We’ve discussed the problems with the L.A. Sparks over and over here, but with their 2014 season ending with a first round sweep and blowout loss at home it’s painfully obvious that they need to make changes this offseason.
Back before the 2012 draft, I wrote that Nneka Ogwumike was the obvious pick for the L.A. Sparks but that maybe they’d consider a trade because she wouldn’t fit that roster as long as Candace Parker was there too. But ultimately, as I would later write before the 2013 season, that’s just the kind of situation where you take the best player available and figure everything out later.
Well, it’s now “later”. And the Sparks are well past the somewhat benign point of being at a “crossroads”.
The problems that were predictable before the draft were evident in 2012 and severe by the end of 2013 when their season ended in the first round on a last second shot by then-Phoenix Mercury rookie Britney Griner. Now having lost in the first round to the Mercury again, women’s basketball fans that have spent so much time foisting unreasonably high expectations on this team need to accept a simple fact: this isn’t working. More specifically, having ended this season with a blowout loss to the Mercury at home after ending the 2013 season with a one possession loss to the Mercury at home, it’s difficult to avoid the surface-level impression that they’re going backwards.

**Challenge**.
Reproduce verbatim the passage of the L.A. Sparks article that begins with the words containing "We’ve discussed the" and ends with "changes this offseason.".

**Material supplied**.

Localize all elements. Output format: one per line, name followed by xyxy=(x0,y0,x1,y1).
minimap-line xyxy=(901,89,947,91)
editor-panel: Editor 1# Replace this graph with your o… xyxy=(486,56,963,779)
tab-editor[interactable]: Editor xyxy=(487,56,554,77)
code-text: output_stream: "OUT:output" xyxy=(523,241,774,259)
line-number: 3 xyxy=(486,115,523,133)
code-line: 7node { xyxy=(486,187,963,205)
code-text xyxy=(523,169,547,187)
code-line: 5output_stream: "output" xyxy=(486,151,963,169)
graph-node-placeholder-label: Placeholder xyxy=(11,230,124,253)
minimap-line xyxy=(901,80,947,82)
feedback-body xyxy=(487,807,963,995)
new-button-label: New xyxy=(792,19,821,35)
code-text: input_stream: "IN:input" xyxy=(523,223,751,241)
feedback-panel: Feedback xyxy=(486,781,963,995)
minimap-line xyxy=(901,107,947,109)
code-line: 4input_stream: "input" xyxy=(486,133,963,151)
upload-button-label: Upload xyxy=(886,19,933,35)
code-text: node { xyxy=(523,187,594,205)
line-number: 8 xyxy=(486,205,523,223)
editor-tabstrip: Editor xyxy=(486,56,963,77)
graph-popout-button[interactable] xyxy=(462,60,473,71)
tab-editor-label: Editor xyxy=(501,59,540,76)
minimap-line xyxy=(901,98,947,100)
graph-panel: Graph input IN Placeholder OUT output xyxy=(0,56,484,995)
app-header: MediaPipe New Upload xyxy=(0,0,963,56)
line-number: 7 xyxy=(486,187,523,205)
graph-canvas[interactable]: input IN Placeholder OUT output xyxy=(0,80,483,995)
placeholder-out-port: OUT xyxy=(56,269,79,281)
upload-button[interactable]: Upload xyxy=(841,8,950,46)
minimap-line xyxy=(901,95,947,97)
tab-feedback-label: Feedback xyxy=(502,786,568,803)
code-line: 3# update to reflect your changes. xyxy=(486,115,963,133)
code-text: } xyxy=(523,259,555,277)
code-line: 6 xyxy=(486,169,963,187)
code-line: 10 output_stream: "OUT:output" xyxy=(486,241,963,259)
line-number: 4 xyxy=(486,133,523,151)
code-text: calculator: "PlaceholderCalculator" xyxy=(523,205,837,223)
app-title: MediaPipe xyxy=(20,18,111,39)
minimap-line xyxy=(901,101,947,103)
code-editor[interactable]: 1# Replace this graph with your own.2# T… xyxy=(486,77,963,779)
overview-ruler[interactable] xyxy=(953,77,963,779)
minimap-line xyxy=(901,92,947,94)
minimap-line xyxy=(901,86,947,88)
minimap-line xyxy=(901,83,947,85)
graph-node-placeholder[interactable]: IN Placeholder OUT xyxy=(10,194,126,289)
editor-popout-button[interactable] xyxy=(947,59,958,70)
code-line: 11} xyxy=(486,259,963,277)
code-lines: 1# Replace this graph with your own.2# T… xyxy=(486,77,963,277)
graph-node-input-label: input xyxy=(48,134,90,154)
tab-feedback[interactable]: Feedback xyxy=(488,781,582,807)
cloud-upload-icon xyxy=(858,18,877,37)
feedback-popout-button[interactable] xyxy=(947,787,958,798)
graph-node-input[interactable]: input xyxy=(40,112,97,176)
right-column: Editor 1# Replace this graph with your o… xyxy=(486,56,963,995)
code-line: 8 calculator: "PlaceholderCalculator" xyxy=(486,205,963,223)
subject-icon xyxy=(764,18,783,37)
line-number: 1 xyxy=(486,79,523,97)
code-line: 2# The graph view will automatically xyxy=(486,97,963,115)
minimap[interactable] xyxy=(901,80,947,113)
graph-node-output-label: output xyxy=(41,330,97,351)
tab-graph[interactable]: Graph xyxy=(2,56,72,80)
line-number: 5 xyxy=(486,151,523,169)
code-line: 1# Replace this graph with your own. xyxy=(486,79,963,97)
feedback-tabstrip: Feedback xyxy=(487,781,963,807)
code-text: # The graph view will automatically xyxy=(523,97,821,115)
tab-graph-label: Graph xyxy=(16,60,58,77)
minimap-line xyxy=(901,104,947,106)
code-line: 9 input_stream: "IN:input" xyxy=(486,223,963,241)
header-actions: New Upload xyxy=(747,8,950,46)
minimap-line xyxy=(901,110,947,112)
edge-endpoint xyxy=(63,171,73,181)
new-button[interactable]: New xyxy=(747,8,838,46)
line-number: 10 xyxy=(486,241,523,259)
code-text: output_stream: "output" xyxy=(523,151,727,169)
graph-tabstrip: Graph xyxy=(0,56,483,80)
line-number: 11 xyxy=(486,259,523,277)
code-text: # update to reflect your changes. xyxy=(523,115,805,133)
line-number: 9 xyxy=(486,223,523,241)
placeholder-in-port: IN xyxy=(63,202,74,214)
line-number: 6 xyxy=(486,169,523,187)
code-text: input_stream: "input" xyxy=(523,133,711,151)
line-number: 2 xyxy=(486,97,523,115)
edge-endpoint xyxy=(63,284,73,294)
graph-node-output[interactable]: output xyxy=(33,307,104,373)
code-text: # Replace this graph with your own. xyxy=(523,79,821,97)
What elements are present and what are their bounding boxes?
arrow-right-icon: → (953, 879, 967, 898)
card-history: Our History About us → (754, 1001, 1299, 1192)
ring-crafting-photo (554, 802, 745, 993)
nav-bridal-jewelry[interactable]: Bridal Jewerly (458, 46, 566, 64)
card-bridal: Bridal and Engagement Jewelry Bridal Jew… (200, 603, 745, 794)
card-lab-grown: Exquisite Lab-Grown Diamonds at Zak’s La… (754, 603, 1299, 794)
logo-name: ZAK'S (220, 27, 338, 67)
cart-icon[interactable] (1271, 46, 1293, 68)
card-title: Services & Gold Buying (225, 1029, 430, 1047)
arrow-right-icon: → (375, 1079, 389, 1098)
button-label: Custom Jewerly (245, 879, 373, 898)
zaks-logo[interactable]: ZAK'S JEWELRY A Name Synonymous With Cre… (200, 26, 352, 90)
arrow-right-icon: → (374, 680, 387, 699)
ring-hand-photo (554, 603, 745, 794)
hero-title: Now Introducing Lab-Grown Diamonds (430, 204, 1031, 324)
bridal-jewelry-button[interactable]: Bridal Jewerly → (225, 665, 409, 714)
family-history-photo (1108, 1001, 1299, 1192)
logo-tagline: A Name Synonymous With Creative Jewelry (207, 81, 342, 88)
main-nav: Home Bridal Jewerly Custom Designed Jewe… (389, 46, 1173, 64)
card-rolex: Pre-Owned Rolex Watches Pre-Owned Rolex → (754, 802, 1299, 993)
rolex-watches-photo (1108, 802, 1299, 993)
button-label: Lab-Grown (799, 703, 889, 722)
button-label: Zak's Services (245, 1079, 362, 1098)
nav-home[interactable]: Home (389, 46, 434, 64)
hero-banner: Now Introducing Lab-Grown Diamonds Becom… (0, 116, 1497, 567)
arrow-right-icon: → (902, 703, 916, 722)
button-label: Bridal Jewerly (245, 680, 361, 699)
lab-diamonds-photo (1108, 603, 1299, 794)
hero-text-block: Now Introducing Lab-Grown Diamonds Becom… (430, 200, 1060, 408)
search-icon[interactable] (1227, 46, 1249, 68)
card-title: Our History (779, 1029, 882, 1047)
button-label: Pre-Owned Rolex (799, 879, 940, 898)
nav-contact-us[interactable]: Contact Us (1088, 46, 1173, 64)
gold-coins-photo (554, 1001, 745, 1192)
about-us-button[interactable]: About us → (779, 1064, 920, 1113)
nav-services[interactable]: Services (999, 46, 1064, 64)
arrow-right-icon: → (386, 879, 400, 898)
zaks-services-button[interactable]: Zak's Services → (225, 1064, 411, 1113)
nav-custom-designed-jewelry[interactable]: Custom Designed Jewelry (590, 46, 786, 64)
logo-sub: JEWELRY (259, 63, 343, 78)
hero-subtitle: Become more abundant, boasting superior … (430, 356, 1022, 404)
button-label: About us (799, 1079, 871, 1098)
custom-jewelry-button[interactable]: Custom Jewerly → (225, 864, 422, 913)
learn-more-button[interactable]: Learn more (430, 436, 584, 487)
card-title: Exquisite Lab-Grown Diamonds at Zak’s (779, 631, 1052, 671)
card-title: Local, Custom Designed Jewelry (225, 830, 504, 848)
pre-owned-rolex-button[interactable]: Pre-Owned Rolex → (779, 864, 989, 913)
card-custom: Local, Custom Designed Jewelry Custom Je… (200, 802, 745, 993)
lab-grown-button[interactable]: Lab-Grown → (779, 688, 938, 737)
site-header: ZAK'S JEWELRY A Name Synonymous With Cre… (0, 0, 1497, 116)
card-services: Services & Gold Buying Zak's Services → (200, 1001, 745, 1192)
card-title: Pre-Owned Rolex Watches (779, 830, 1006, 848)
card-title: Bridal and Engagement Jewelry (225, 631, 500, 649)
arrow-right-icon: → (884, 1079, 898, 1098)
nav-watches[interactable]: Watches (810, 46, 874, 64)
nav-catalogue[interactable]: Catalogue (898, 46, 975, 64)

**Complete response**.
We’ve discussed the problems with the L.A. Sparks over and over here, but with their 2014 season ending with a first round sweep and blowout loss at home it’s painfully obvious that they need to make changes this offseason.